• [THE TASK]: Rewrite the data from its first line through the line containing "value-label: 0.11 <box>265 202 281 212</box>", changing "bar-gloss" to "bar-highlight" and leaving everything else untouched.

• [DATA LISTING]:
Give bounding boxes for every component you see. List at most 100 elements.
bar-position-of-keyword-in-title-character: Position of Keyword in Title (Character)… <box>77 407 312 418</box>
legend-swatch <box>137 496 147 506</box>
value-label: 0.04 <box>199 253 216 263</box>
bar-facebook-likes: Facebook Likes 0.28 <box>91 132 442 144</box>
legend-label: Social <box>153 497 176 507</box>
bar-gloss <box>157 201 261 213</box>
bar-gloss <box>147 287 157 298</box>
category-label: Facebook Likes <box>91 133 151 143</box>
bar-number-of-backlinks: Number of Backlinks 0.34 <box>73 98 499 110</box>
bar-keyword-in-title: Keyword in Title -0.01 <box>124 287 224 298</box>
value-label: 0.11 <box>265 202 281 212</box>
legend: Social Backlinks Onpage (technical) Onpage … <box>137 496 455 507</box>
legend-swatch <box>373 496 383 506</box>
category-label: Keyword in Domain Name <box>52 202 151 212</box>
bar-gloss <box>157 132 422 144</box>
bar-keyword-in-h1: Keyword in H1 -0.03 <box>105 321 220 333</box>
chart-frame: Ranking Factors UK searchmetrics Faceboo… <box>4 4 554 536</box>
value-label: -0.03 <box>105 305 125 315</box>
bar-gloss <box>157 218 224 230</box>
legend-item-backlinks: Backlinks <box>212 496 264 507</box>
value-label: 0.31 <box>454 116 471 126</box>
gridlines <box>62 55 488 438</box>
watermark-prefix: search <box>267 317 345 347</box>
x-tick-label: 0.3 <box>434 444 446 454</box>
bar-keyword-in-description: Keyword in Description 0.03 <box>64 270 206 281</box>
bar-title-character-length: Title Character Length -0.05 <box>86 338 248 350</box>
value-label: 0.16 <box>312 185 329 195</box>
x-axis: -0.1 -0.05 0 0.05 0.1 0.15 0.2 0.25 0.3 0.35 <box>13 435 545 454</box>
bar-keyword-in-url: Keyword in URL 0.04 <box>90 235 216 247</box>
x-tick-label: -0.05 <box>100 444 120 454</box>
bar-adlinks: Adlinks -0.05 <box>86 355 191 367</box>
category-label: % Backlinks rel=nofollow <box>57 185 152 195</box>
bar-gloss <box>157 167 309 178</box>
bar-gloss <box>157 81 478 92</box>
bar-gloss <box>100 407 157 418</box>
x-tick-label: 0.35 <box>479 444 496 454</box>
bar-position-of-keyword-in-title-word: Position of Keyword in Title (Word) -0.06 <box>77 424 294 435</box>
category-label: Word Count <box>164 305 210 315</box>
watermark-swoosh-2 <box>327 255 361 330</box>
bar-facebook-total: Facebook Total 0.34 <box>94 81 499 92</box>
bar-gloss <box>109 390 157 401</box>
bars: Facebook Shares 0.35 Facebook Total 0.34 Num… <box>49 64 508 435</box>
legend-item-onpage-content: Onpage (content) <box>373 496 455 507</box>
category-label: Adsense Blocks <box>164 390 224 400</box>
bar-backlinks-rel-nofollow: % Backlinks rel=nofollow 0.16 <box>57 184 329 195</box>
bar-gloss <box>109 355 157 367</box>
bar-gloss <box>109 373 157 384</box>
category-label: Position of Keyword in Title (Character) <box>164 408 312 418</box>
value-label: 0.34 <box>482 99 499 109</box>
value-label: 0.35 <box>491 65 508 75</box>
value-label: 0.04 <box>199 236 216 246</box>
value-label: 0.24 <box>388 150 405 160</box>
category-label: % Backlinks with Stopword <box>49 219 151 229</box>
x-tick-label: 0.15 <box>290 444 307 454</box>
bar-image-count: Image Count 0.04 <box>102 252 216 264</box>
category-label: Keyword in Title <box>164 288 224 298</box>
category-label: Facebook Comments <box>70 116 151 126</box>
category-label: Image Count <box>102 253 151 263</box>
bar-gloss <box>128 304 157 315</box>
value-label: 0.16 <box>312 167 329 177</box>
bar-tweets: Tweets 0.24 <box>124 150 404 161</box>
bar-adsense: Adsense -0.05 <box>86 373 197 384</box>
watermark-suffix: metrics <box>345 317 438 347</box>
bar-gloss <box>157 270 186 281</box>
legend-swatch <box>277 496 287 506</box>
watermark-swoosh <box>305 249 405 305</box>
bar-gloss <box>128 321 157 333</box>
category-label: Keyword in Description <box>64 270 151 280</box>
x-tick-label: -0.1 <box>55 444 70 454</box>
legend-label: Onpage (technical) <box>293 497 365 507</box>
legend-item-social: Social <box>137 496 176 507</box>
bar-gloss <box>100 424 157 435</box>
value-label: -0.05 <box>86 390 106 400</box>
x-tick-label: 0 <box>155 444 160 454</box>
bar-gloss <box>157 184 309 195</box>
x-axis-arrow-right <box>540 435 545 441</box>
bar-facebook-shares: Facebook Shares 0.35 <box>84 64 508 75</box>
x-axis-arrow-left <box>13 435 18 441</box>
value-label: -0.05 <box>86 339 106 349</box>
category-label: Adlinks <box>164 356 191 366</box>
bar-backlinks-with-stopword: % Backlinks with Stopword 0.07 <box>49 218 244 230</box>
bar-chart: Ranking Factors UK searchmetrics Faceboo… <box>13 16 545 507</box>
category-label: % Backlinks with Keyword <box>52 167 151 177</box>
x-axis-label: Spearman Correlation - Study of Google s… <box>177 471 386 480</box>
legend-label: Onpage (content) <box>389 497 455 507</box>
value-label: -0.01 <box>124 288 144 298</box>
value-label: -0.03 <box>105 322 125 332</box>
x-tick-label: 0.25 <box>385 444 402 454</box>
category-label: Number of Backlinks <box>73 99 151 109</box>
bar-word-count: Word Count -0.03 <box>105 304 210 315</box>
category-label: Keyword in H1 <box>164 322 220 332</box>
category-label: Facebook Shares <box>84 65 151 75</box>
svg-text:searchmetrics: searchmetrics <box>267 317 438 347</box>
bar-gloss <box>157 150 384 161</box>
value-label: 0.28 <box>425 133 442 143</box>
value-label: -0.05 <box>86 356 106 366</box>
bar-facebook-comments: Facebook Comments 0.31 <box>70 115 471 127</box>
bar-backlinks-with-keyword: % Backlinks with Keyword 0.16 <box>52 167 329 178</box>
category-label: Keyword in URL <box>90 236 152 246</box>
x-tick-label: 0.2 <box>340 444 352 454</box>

• [COMPLETE ANSWER]:
Give bounding boxes for every component you see. List at most 100 elements.
bar-position-of-keyword-in-title-character: Position of Keyword in Title (Character)… <box>77 407 312 418</box>
legend-swatch <box>137 496 147 506</box>
value-label: 0.04 <box>199 253 216 263</box>
bar-facebook-likes: Facebook Likes 0.28 <box>91 132 442 144</box>
legend-label: Social <box>153 497 176 507</box>
bar-highlight <box>157 201 261 213</box>
bar-highlight <box>147 287 157 298</box>
category-label: Facebook Likes <box>91 133 151 143</box>
bar-number-of-backlinks: Number of Backlinks 0.34 <box>73 98 499 110</box>
bar-keyword-in-title: Keyword in Title -0.01 <box>124 287 224 298</box>
value-label: 0.11 <box>265 202 281 212</box>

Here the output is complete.